§ Records to process:
•••••
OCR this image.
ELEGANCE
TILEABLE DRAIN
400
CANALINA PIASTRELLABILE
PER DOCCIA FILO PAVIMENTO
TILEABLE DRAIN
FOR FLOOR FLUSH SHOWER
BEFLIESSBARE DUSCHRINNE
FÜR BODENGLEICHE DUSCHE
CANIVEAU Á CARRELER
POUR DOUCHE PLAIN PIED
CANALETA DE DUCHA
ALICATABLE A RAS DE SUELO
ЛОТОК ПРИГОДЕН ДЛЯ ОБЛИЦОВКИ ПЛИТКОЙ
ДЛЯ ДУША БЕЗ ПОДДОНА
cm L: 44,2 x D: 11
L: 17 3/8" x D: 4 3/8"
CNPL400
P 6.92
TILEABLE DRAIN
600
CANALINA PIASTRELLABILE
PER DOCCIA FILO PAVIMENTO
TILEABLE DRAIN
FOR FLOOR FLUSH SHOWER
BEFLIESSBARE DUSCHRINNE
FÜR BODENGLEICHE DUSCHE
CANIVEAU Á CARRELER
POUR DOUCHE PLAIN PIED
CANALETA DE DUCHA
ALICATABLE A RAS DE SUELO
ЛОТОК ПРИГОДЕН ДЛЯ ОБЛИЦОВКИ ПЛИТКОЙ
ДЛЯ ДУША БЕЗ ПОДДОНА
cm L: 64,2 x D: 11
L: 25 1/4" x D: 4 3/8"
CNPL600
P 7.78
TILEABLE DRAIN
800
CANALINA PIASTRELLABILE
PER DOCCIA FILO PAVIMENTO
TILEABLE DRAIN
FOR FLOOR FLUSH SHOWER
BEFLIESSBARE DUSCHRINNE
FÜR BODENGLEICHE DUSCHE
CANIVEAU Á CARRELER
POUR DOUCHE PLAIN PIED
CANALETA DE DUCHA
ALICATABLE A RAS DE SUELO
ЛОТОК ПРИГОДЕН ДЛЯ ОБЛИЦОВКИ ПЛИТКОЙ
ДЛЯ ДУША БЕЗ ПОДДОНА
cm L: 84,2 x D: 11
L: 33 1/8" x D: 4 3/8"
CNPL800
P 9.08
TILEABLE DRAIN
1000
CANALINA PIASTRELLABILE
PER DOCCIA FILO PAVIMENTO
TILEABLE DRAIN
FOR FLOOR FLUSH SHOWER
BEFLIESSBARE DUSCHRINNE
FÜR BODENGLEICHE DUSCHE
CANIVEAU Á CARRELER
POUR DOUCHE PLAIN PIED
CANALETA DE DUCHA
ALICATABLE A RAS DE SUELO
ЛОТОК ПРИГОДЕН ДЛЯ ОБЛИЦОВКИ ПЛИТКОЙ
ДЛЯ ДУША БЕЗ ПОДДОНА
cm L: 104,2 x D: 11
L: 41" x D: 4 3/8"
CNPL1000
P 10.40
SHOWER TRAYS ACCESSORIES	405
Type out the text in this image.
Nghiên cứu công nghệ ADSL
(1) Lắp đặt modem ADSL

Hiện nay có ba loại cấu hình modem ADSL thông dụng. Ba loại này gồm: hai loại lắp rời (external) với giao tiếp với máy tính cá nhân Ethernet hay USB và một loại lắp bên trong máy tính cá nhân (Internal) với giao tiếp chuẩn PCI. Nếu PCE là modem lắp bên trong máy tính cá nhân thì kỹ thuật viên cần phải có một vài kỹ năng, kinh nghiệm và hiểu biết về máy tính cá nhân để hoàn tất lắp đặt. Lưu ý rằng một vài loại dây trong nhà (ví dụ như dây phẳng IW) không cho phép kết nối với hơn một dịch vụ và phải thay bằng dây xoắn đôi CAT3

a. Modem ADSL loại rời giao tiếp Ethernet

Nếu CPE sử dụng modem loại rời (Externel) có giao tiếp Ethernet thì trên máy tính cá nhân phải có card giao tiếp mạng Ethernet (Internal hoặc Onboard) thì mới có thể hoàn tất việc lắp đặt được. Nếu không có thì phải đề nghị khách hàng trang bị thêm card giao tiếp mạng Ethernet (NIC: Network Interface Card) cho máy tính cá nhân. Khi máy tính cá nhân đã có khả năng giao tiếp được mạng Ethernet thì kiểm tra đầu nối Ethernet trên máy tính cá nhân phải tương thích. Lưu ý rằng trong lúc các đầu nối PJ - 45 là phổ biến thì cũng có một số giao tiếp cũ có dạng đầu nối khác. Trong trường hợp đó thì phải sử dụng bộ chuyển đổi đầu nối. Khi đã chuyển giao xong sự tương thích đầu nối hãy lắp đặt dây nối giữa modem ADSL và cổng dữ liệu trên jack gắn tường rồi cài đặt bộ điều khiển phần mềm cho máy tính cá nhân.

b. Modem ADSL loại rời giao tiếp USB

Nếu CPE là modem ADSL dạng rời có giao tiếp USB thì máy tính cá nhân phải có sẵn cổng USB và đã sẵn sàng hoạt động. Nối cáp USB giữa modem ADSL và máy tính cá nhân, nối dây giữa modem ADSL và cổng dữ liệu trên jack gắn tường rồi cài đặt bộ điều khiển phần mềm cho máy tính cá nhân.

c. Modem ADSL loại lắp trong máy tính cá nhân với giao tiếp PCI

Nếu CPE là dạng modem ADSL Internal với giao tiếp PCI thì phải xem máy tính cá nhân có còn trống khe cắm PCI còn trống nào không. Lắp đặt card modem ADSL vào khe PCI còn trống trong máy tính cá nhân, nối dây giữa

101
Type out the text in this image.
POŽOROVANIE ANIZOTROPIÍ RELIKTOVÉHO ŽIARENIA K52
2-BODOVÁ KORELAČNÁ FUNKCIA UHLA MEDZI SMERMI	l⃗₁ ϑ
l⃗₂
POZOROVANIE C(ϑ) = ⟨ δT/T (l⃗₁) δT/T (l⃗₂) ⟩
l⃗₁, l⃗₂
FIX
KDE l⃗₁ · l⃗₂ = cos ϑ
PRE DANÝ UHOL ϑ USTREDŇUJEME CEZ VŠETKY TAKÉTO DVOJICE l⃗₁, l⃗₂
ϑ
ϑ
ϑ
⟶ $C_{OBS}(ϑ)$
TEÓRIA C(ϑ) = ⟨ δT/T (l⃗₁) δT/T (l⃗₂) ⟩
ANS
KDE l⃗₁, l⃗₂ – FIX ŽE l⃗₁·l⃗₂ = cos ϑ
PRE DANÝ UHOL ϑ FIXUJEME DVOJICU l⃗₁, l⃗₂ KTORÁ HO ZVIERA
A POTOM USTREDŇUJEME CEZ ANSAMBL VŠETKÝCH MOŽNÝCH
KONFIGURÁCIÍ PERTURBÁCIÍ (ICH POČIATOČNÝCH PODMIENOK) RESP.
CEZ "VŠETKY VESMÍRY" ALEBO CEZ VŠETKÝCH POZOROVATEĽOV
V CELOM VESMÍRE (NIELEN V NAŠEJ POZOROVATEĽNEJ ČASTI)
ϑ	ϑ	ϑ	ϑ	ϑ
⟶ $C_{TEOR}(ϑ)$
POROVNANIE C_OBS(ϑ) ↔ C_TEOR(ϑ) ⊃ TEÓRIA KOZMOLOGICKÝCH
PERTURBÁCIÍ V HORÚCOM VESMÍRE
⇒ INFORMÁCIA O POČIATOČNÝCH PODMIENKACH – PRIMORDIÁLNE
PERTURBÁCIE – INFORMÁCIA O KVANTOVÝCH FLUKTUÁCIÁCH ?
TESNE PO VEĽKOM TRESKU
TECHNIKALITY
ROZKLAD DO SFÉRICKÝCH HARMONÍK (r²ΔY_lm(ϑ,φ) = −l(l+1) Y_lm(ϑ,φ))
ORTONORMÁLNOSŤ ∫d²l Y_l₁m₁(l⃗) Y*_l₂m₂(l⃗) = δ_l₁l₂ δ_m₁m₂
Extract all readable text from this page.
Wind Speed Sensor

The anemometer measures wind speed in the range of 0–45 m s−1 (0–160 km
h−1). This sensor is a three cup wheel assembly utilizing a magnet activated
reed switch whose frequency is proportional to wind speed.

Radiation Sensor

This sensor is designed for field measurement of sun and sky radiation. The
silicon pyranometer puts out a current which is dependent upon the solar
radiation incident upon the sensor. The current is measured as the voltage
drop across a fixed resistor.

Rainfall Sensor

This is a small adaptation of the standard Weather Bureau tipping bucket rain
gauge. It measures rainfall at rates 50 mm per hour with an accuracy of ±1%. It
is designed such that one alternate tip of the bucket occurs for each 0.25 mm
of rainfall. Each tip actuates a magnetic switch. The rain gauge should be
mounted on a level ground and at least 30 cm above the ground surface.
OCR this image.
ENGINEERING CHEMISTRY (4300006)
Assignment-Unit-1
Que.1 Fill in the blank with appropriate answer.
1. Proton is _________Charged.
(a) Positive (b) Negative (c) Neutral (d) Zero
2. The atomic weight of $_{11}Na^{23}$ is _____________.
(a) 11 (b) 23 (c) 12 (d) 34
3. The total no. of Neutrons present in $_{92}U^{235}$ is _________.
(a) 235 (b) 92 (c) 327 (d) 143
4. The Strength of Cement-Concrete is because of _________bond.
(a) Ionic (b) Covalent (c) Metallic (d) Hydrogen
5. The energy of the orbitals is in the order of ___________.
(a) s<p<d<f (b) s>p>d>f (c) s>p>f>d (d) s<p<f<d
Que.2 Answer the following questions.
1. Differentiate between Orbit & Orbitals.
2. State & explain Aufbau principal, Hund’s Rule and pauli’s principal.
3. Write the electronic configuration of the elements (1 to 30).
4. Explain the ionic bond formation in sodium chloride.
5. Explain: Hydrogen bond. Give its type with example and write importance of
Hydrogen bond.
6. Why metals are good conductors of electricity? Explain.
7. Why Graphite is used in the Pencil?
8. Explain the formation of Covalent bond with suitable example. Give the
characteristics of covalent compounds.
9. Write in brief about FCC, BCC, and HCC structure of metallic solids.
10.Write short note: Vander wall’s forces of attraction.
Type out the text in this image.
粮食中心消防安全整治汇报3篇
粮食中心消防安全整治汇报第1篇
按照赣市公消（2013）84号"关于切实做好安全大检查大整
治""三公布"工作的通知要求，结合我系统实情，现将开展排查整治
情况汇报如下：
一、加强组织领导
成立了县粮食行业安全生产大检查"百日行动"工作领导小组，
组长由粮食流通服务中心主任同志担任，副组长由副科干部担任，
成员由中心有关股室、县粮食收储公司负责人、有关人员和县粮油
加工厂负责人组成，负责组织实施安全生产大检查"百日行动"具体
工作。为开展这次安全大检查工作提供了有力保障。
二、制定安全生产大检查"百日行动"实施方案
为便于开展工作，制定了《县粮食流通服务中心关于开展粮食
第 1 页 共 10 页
•••••
§ Directive:
Pull every line containing "tính" out of the data above.

§ Response:
Hiện nay có ba loại cấu hình modem ADSL thông dụng. Ba loại này gồm: hai loại lắp rời (external) với giao tiếp với máy tính cá nhân Ethernet hay USB và một loại lắp bên trong máy tính cá nhân (Internal) với giao tiếp chuẩn PCI. Nếu PCE là modem lắp bên trong máy tính cá nhân thì kỹ thuật viên cần phải có một vài kỹ năng, kinh nghiệm và hiểu biết về máy tính cá nhân để hoàn tất lắp đặt. Lưu ý rằng một vài loại dây trong nhà (ví dụ như dây phẳng IW) không cho phép kết nối với hơn một dịch vụ và phải thay bằng dây xoắn đôi CAT3
Nếu CPE sử dụng modem loại rời (Externel) có giao tiếp Ethernet thì trên máy tính cá nhân phải có card giao tiếp mạng Ethernet (Internal hoặc Onboard) thì mới có thể hoàn tất việc lắp đặt được. Nếu không có thì phải đề nghị khách hàng trang bị thêm card giao tiếp mạng Ethernet (NIC: Network Interface Card) cho máy tính cá nhân. Khi máy tính cá nhân đã có khả năng giao tiếp được mạng Ethernet thì kiểm tra đầu nối Ethernet trên máy tính cá nhân phải tương thích. Lưu ý rằng trong lúc các đầu nối PJ - 45 là phổ biến thì cũng có một số giao tiếp cũ có dạng đầu nối khác. Trong trường hợp đó thì phải sử dụng bộ chuyển đổi đầu nối. Khi đã chuyển giao xong sự tương thích đầu nối hãy lắp đặt dây nối giữa modem ADSL và cổng dữ liệu trên jack gắn tường rồi cài đặt bộ điều khiển phần mềm cho máy tính cá nhân.
Nếu CPE là modem ADSL dạng rời có giao tiếp USB thì máy tính cá nhân phải có sẵn cổng USB và đã sẵn sàng hoạt động. Nối cáp USB giữa modem ADSL và máy tính cá nhân, nối dây giữa modem ADSL và cổng dữ liệu trên jack gắn tường rồi cài đặt bộ điều khiển phần mềm cho máy tính cá nhân.
c. Modem ADSL loại lắp trong máy tính cá nhân với giao tiếp PCI
Nếu CPE là dạng modem ADSL Internal với giao tiếp PCI thì phải xem máy tính cá nhân có còn trống khe cắm PCI còn trống nào không. Lắp đặt card modem ADSL vào khe PCI còn trống trong máy tính cá nhân, nối dây giữa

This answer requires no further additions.